Each entry that follows is to be retyped exactly. Pictures do not belong in the copy.

-=-=-

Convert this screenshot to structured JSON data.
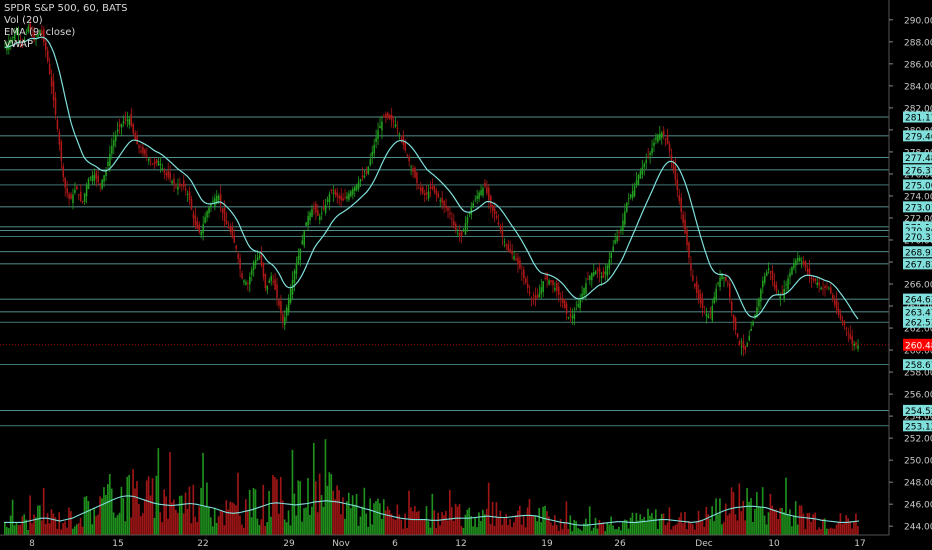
{
  "legend": {
    "title": "SPDR S&P 500, 60, BATS",
    "vol": "Vol (20)",
    "ema": "EMA (9, close)",
    "vwap": "VWAP"
  },
  "chart_data": {
    "type": "candlestick",
    "title": "SPDR S&P 500, 60, BATS",
    "y_axis_ticks": [
      290,
      288,
      286,
      284,
      282,
      280,
      278,
      276,
      274,
      272,
      270,
      268,
      266,
      264,
      262,
      260,
      258,
      256,
      254,
      252,
      250,
      248,
      246,
      244
    ],
    "ylim": [
      243.2,
      291.8
    ],
    "x_ticks": [
      "8",
      "15",
      "22",
      "29",
      "Nov",
      "6",
      "12",
      "19",
      "26",
      "Dec",
      "10",
      "17"
    ],
    "horizontal_levels": [
      281.17,
      279.46,
      277.48,
      276.37,
      275.0,
      273.01,
      271.19,
      270.86,
      270.31,
      268.93,
      267.83,
      264.63,
      263.47,
      262.53,
      258.67,
      254.52,
      253.12
    ],
    "current_price": 260.48,
    "price_path": [
      287.5,
      288.2,
      289.0,
      287.8,
      289.5,
      288.0,
      289.2,
      287.0,
      283.5,
      279.5,
      275.0,
      273.5,
      274.8,
      273.2,
      275.5,
      276.0,
      275.0,
      276.2,
      278.5,
      280.0,
      280.8,
      281.0,
      279.0,
      278.0,
      277.6,
      276.8,
      277.2,
      276.0,
      275.5,
      274.8,
      275.0,
      274.0,
      271.5,
      270.5,
      272.5,
      273.5,
      274.2,
      271.8,
      270.8,
      269.3,
      266.5,
      266.0,
      268.0,
      268.6,
      265.5,
      266.8,
      264.6,
      262.4,
      265.0,
      267.5,
      269.5,
      272.0,
      273.0,
      272.0,
      273.0,
      274.5,
      274.0,
      273.5,
      274.2,
      274.8,
      275.5,
      276.0,
      278.0,
      280.0,
      281.2,
      281.0,
      280.5,
      279.0,
      277.5,
      276.0,
      274.5,
      274.0,
      274.8,
      274.0,
      273.2,
      272.5,
      271.0,
      270.2,
      272.0,
      273.3,
      274.3,
      274.9,
      273.0,
      272.0,
      270.2,
      269.0,
      268.5,
      267.3,
      266.0,
      264.5,
      264.8,
      266.5,
      266.3,
      265.5,
      264.5,
      263.0,
      263.1,
      264.5,
      266.0,
      267.0,
      267.2,
      266.5,
      268.2,
      270.0,
      271.0,
      273.5,
      274.5,
      276.0,
      277.0,
      278.0,
      279.5,
      279.8,
      278.5,
      276.0,
      273.0,
      270.0,
      266.5,
      264.8,
      263.5,
      263.0,
      265.5,
      267.0,
      266.0,
      262.5,
      260.5,
      260.0,
      262.0,
      264.0,
      266.5,
      267.5,
      265.5,
      264.8,
      266.2,
      267.8,
      268.5,
      267.6,
      266.5,
      266.2,
      265.5,
      265.8,
      264.2,
      262.8,
      262.0,
      260.6,
      260.48
    ],
    "volume_ylim": [
      0,
      1
    ],
    "volume_ma_path": [
      0.09,
      0.09,
      0.09,
      0.09,
      0.1,
      0.11,
      0.12,
      0.12,
      0.11,
      0.1,
      0.11,
      0.12,
      0.14,
      0.16,
      0.18,
      0.2,
      0.22,
      0.24,
      0.26,
      0.275,
      0.28,
      0.275,
      0.26,
      0.245,
      0.23,
      0.22,
      0.215,
      0.21,
      0.215,
      0.22,
      0.225,
      0.22,
      0.21,
      0.2,
      0.19,
      0.175,
      0.16,
      0.155,
      0.16,
      0.17,
      0.18,
      0.195,
      0.21,
      0.225,
      0.23,
      0.225,
      0.22,
      0.215,
      0.22,
      0.225,
      0.235,
      0.24,
      0.245,
      0.24,
      0.235,
      0.225,
      0.215,
      0.205,
      0.19,
      0.18,
      0.165,
      0.15,
      0.14,
      0.13,
      0.12,
      0.115,
      0.11,
      0.11,
      0.11,
      0.105,
      0.105,
      0.11,
      0.115,
      0.12,
      0.12,
      0.12,
      0.125,
      0.13,
      0.135,
      0.13,
      0.125,
      0.125,
      0.13,
      0.135,
      0.14,
      0.14,
      0.135,
      0.12,
      0.11,
      0.1,
      0.09,
      0.085,
      0.075,
      0.07,
      0.07,
      0.075,
      0.08,
      0.085,
      0.09,
      0.095,
      0.095,
      0.09,
      0.09,
      0.095,
      0.1,
      0.105,
      0.11,
      0.11,
      0.105,
      0.1,
      0.095,
      0.09,
      0.095,
      0.11,
      0.13,
      0.15,
      0.17,
      0.185,
      0.195,
      0.2,
      0.205,
      0.205,
      0.2,
      0.195,
      0.18,
      0.165,
      0.15,
      0.14,
      0.13,
      0.125,
      0.12,
      0.115,
      0.105,
      0.1,
      0.095,
      0.09,
      0.09,
      0.095,
      0.1
    ],
    "colors": {
      "background": "#000000",
      "up": "#22a020",
      "down": "#b01818",
      "ema_line": "#7fe0dc",
      "vwap_line": "#7fe0dc",
      "level_line": "#7fe0dc",
      "axis_text": "#c8c8c8",
      "price_label": "#ff0000"
    }
  }
}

-=-=-

» **Output below**
Convert this screenshot to structured JSON data.
{
  "legend": {
    "title": "SPDR S&P 500, 60, BATS",
    "vol": "Vol (20)",
    "ema": "EMA (9, close)",
    "vwap": "VWAP"
  },
  "chart_data": {
    "type": "candlestick",
    "title": "SPDR S&P 500, 60, BATS",
    "y_axis_ticks": [
      290,
      288,
      286,
      284,
      282,
      280,
      278,
      276,
      274,
      272,
      270,
      268,
      266,
      264,
      262,
      260,
      258,
      256,
      254,
      252,
      250,
      248,
      246,
      244
    ],
    "ylim": [
      243.2,
      291.8
    ],
    "x_ticks": [
      "8",
      "15",
      "22",
      "29",
      "Nov",
      "6",
      "12",
      "19",
      "26",
      "Dec",
      "10",
      "17"
    ],
    "horizontal_levels": [
      281.17,
      279.46,
      277.48,
      276.37,
      275.0,
      273.01,
      271.19,
      270.86,
      270.31,
      268.93,
      267.83,
      264.63,
      263.47,
      262.53,
      258.67,
      254.52,
      253.12
    ],
    "current_price": 260.48,
    "price_path": [
      287.5,
      288.2,
      289.0,
      287.8,
      289.5,
      288.0,
      289.2,
      287.0,
      283.5,
      279.5,
      275.0,
      273.5,
      274.8,
      273.2,
      275.5,
      276.0,
      275.0,
      276.2,
      278.5,
      280.0,
      280.8,
      281.0,
      279.0,
      278.0,
      277.6,
      276.8,
      277.2,
      276.0,
      275.5,
      274.8,
      275.0,
      274.0,
      271.5,
      270.5,
      272.5,
      273.5,
      274.2,
      271.8,
      270.8,
      269.3,
      266.5,
      266.0,
      268.0,
      268.6,
      265.5,
      266.8,
      264.6,
      262.4,
      265.0,
      267.5,
      269.5,
      272.0,
      273.0,
      272.0,
      273.0,
      274.5,
      274.0,
      273.5,
      274.2,
      274.8,
      275.5,
      276.0,
      278.0,
      280.0,
      281.2,
      281.0,
      280.5,
      279.0,
      277.5,
      276.0,
      274.5,
      274.0,
      274.8,
      274.0,
      273.2,
      272.5,
      271.0,
      270.2,
      272.0,
      273.3,
      274.3,
      274.9,
      273.0,
      272.0,
      270.2,
      269.0,
      268.5,
      267.3,
      266.0,
      264.5,
      264.8,
      266.5,
      266.3,
      265.5,
      264.5,
      263.0,
      263.1,
      264.5,
      266.0,
      267.0,
      267.2,
      266.5,
      268.2,
      270.0,
      271.0,
      273.5,
      274.5,
      276.0,
      277.0,
      278.0,
      279.5,
      279.8,
      278.5,
      276.0,
      273.0,
      270.0,
      266.5,
      264.8,
      263.5,
      263.0,
      265.5,
      267.0,
      266.0,
      262.5,
      260.5,
      260.0,
      262.0,
      264.0,
      266.5,
      267.5,
      265.5,
      264.8,
      266.2,
      267.8,
      268.5,
      267.6,
      266.5,
      266.2,
      265.5,
      265.8,
      264.2,
      262.8,
      262.0,
      260.6,
      260.48
    ],
    "volume_ylim": [
      0,
      1
    ],
    "volume_ma_path": [
      0.09,
      0.09,
      0.09,
      0.09,
      0.1,
      0.11,
      0.12,
      0.12,
      0.11,
      0.1,
      0.11,
      0.12,
      0.14,
      0.16,
      0.18,
      0.2,
      0.22,
      0.24,
      0.26,
      0.275,
      0.28,
      0.275,
      0.26,
      0.245,
      0.23,
      0.22,
      0.215,
      0.21,
      0.215,
      0.22,
      0.225,
      0.22,
      0.21,
      0.2,
      0.19,
      0.175,
      0.16,
      0.155,
      0.16,
      0.17,
      0.18,
      0.195,
      0.21,
      0.225,
      0.23,
      0.225,
      0.22,
      0.215,
      0.22,
      0.225,
      0.235,
      0.24,
      0.245,
      0.24,
      0.235,
      0.225,
      0.215,
      0.205,
      0.19,
      0.18,
      0.165,
      0.15,
      0.14,
      0.13,
      0.12,
      0.115,
      0.11,
      0.11,
      0.11,
      0.105,
      0.105,
      0.11,
      0.115,
      0.12,
      0.12,
      0.12,
      0.125,
      0.13,
      0.135,
      0.13,
      0.125,
      0.125,
      0.13,
      0.135,
      0.14,
      0.14,
      0.135,
      0.12,
      0.11,
      0.1,
      0.09,
      0.085,
      0.075,
      0.07,
      0.07,
      0.075,
      0.08,
      0.085,
      0.09,
      0.095,
      0.095,
      0.09,
      0.09,
      0.095,
      0.1,
      0.105,
      0.11,
      0.11,
      0.105,
      0.1,
      0.095,
      0.09,
      0.095,
      0.11,
      0.13,
      0.15,
      0.17,
      0.185,
      0.195,
      0.2,
      0.205,
      0.205,
      0.2,
      0.195,
      0.18,
      0.165,
      0.15,
      0.14,
      0.13,
      0.125,
      0.12,
      0.115,
      0.105,
      0.1,
      0.095,
      0.09,
      0.09,
      0.095,
      0.1
    ],
    "colors": {
      "background": "#000000",
      "up": "#22a020",
      "down": "#b01818",
      "ema_line": "#7fe0dc",
      "vwap_line": "#7fe0dc",
      "level_line": "#7fe0dc",
      "axis_text": "#c8c8c8",
      "price_label": "#ff0000"
    }
  }
}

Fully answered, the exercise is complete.